::: Input
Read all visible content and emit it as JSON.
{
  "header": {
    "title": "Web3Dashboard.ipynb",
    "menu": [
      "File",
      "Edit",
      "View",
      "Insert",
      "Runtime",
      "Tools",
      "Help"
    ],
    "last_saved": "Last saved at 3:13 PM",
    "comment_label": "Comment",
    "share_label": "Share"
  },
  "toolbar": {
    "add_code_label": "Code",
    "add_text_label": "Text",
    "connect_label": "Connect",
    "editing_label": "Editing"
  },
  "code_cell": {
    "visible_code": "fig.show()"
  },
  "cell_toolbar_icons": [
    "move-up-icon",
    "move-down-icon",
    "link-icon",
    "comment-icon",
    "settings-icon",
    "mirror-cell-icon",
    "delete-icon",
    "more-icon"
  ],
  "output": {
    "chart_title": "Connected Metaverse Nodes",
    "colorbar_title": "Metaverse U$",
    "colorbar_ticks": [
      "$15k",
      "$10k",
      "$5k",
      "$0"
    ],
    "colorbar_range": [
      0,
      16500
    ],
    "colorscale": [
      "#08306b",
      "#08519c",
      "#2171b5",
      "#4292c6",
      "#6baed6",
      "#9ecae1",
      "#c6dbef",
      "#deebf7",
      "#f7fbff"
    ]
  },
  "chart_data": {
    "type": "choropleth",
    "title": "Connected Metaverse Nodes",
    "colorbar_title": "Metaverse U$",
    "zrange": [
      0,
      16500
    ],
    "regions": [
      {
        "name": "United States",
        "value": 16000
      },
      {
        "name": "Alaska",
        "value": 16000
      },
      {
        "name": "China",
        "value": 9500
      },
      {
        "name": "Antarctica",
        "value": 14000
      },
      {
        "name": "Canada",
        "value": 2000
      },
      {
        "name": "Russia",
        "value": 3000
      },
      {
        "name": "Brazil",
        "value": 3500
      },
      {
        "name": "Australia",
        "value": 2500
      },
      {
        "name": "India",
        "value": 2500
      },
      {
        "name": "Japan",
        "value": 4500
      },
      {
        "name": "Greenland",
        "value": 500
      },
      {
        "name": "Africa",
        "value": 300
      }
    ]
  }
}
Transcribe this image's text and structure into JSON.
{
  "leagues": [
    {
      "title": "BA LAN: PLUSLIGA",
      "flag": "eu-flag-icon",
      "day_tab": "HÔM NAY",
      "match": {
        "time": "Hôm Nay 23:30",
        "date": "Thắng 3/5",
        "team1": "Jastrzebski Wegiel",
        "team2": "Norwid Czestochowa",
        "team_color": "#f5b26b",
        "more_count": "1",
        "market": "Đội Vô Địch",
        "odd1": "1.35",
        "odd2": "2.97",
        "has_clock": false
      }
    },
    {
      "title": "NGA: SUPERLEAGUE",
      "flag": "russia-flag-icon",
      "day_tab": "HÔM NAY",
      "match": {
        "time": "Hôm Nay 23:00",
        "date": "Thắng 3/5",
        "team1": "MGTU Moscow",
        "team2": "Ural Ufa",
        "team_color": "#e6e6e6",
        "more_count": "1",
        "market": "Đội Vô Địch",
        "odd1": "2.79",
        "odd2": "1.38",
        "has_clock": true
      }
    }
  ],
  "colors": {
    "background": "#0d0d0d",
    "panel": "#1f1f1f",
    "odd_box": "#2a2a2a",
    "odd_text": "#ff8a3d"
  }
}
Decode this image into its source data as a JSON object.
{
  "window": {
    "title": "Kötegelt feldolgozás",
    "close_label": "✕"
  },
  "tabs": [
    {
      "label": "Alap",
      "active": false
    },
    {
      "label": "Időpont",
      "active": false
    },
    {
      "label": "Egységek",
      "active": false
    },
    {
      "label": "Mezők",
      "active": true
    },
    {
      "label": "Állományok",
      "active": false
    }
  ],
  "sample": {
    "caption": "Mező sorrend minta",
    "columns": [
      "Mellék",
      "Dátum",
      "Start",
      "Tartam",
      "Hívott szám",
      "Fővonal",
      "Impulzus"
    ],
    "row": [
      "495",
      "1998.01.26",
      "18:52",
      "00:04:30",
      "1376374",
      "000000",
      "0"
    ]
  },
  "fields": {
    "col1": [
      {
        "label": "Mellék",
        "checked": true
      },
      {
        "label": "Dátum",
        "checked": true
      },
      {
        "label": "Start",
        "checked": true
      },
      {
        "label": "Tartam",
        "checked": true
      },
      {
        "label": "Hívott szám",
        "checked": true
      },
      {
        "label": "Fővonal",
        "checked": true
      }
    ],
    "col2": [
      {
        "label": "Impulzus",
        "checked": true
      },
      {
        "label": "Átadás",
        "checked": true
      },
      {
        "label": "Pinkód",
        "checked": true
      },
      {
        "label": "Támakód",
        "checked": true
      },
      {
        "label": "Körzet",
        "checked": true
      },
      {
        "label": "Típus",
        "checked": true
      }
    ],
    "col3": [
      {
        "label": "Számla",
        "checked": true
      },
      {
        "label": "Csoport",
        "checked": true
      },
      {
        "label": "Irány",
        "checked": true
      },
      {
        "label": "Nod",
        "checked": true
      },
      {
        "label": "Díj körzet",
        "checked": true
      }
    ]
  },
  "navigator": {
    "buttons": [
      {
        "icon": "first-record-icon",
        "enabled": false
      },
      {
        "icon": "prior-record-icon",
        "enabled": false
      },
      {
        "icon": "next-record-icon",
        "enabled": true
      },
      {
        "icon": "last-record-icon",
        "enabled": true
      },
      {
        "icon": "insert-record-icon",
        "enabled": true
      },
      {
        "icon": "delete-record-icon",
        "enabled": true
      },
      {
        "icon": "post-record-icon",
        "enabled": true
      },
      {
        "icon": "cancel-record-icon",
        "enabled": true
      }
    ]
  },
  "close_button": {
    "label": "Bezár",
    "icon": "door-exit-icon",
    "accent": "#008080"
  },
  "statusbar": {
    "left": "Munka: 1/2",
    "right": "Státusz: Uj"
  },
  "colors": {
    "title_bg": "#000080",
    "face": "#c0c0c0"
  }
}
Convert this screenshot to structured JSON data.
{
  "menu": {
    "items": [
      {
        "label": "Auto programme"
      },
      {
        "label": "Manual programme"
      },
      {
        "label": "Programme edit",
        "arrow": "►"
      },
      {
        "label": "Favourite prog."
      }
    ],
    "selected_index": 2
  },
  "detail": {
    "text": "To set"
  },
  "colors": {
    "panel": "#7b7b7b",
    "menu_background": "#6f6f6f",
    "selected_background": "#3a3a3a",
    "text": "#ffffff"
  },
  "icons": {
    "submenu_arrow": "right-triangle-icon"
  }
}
::::::
§ **Challenge**
Work out how many lines in the entries hold the string "into". Your answer should consist solely of that number.

§ **Result below**
2